→ Written request: Can you write out the whole listing exactly?

→ Materials provided:
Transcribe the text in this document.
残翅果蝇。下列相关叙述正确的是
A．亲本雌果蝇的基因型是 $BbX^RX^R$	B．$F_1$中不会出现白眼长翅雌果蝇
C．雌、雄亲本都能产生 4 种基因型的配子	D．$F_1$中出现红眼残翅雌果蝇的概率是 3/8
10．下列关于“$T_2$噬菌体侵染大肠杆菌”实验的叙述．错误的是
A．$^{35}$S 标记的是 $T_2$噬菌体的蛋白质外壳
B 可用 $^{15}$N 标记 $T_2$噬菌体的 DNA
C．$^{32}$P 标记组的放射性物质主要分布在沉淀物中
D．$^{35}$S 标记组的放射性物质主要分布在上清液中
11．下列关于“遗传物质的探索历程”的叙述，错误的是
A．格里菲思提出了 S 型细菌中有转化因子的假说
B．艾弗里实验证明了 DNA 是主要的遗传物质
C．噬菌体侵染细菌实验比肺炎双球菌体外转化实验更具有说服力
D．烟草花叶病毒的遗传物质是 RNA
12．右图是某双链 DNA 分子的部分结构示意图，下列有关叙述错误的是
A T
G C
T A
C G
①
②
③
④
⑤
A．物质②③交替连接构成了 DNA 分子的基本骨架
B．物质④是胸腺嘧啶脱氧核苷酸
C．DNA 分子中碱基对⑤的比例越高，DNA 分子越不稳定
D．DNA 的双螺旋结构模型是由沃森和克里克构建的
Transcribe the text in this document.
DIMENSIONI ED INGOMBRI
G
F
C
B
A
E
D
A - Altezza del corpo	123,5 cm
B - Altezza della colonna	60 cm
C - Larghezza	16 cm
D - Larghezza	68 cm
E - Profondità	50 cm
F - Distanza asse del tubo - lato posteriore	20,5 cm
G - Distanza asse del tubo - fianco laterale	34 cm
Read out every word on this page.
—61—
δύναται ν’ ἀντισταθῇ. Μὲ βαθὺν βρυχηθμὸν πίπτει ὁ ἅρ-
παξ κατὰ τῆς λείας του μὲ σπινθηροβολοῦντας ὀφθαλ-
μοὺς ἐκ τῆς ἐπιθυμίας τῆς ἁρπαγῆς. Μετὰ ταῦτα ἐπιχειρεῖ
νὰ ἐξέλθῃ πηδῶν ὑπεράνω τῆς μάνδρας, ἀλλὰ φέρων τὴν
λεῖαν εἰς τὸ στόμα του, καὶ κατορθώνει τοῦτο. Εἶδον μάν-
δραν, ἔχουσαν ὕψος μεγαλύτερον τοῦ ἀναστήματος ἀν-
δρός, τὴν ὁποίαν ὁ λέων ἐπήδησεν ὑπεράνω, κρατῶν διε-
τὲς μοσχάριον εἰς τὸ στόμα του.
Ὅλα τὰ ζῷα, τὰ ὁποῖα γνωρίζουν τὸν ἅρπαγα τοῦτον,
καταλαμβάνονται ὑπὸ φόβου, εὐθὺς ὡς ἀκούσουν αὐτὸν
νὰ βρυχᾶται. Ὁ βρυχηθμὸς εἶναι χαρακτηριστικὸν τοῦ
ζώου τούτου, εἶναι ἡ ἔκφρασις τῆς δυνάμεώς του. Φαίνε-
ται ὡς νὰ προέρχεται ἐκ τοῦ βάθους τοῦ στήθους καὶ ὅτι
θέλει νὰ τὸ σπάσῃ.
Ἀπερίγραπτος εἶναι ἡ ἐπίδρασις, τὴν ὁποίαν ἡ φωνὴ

→ Task solution:
Transcribe the text in this document.
残翅果蝇。下列相关叙述正确的是
A．亲本雌果蝇的基因型是 $BbX^RX^R$	B．$F_1$中不会出现白眼长翅雌果蝇
C．雌、雄亲本都能产生 4 种基因型的配子	D．$F_1$中出现红眼残翅雌果蝇的概率是 3/8
10．下列关于“$T_2$噬菌体侵染大肠杆菌”实验的叙述．错误的是
A．$^{35}$S 标记的是 $T_2$噬菌体的蛋白质外壳
B 可用 $^{15}$N 标记 $T_2$噬菌体的 DNA
C．$^{32}$P 标记组的放射性物质主要分布在沉淀物中
D．$^{35}$S 标记组的放射性物质主要分布在上清液中
11．下列关于“遗传物质的探索历程”的叙述，错误的是
A．格里菲思提出了 S 型细菌中有转化因子的假说
B．艾弗里实验证明了 DNA 是主要的遗传物质
C．噬菌体侵染细菌实验比肺炎双球菌体外转化实验更具有说服力
D．烟草花叶病毒的遗传物质是 RNA
12．右图是某双链 DNA 分子的部分结构示意图，下列有关叙述错误的是
A T
G C
T A
C G
①
②
③
④
⑤
A．物质②③交替连接构成了 DNA 分子的基本骨架
B．物质④是胸腺嘧啶脱氧核苷酸
C．DNA 分子中碱基对⑤的比例越高，DNA 分子越不稳定
D．DNA 的双螺旋结构模型是由沃森和克里克构建的
Transcribe the text in this document.
DIMENSIONI ED INGOMBRI
G
F
C
B
A
E
D
A - Altezza del corpo	123,5 cm
B - Altezza della colonna	60 cm
C - Larghezza	16 cm
D - Larghezza	68 cm
E - Profondità	50 cm
F - Distanza asse del tubo - lato posteriore	20,5 cm
G - Distanza asse del tubo - fianco laterale	34 cm
Read out every word on this page.
—61—
δύναται ν’ ἀντισταθῇ. Μὲ βαθὺν βρυχηθμὸν πίπτει ὁ ἅρ-
παξ κατὰ τῆς λείας του μὲ σπινθηροβολοῦντας ὀφθαλ-
μοὺς ἐκ τῆς ἐπιθυμίας τῆς ἁρπαγῆς. Μετὰ ταῦτα ἐπιχειρεῖ
νὰ ἐξέλθῃ πηδῶν ὑπεράνω τῆς μάνδρας, ἀλλὰ φέρων τὴν
λεῖαν εἰς τὸ στόμα του, καὶ κατορθώνει τοῦτο. Εἶδον μάν-
δραν, ἔχουσαν ὕψος μεγαλύτερον τοῦ ἀναστήματος ἀν-
δρός, τὴν ὁποίαν ὁ λέων ἐπήδησεν ὑπεράνω, κρατῶν διε-
τὲς μοσχάριον εἰς τὸ στόμα του.
Ὅλα τὰ ζῷα, τὰ ὁποῖα γνωρίζουν τὸν ἅρπαγα τοῦτον,
καταλαμβάνονται ὑπὸ φόβου, εὐθὺς ὡς ἀκούσουν αὐτὸν
νὰ βρυχᾶται. Ὁ βρυχηθμὸς εἶναι χαρακτηριστικὸν τοῦ
ζώου τούτου, εἶναι ἡ ἔκφρασις τῆς δυνάμεώς του. Φαίνε-
ται ὡς νὰ προέρχεται ἐκ τοῦ βάθους τοῦ στήθους καὶ ὅτι
θέλει νὰ τὸ σπάσῃ.
Ἀπερίγραπτος εἶναι ἡ ἐπίδρασις, τὴν ὁποίαν ἡ φωνὴ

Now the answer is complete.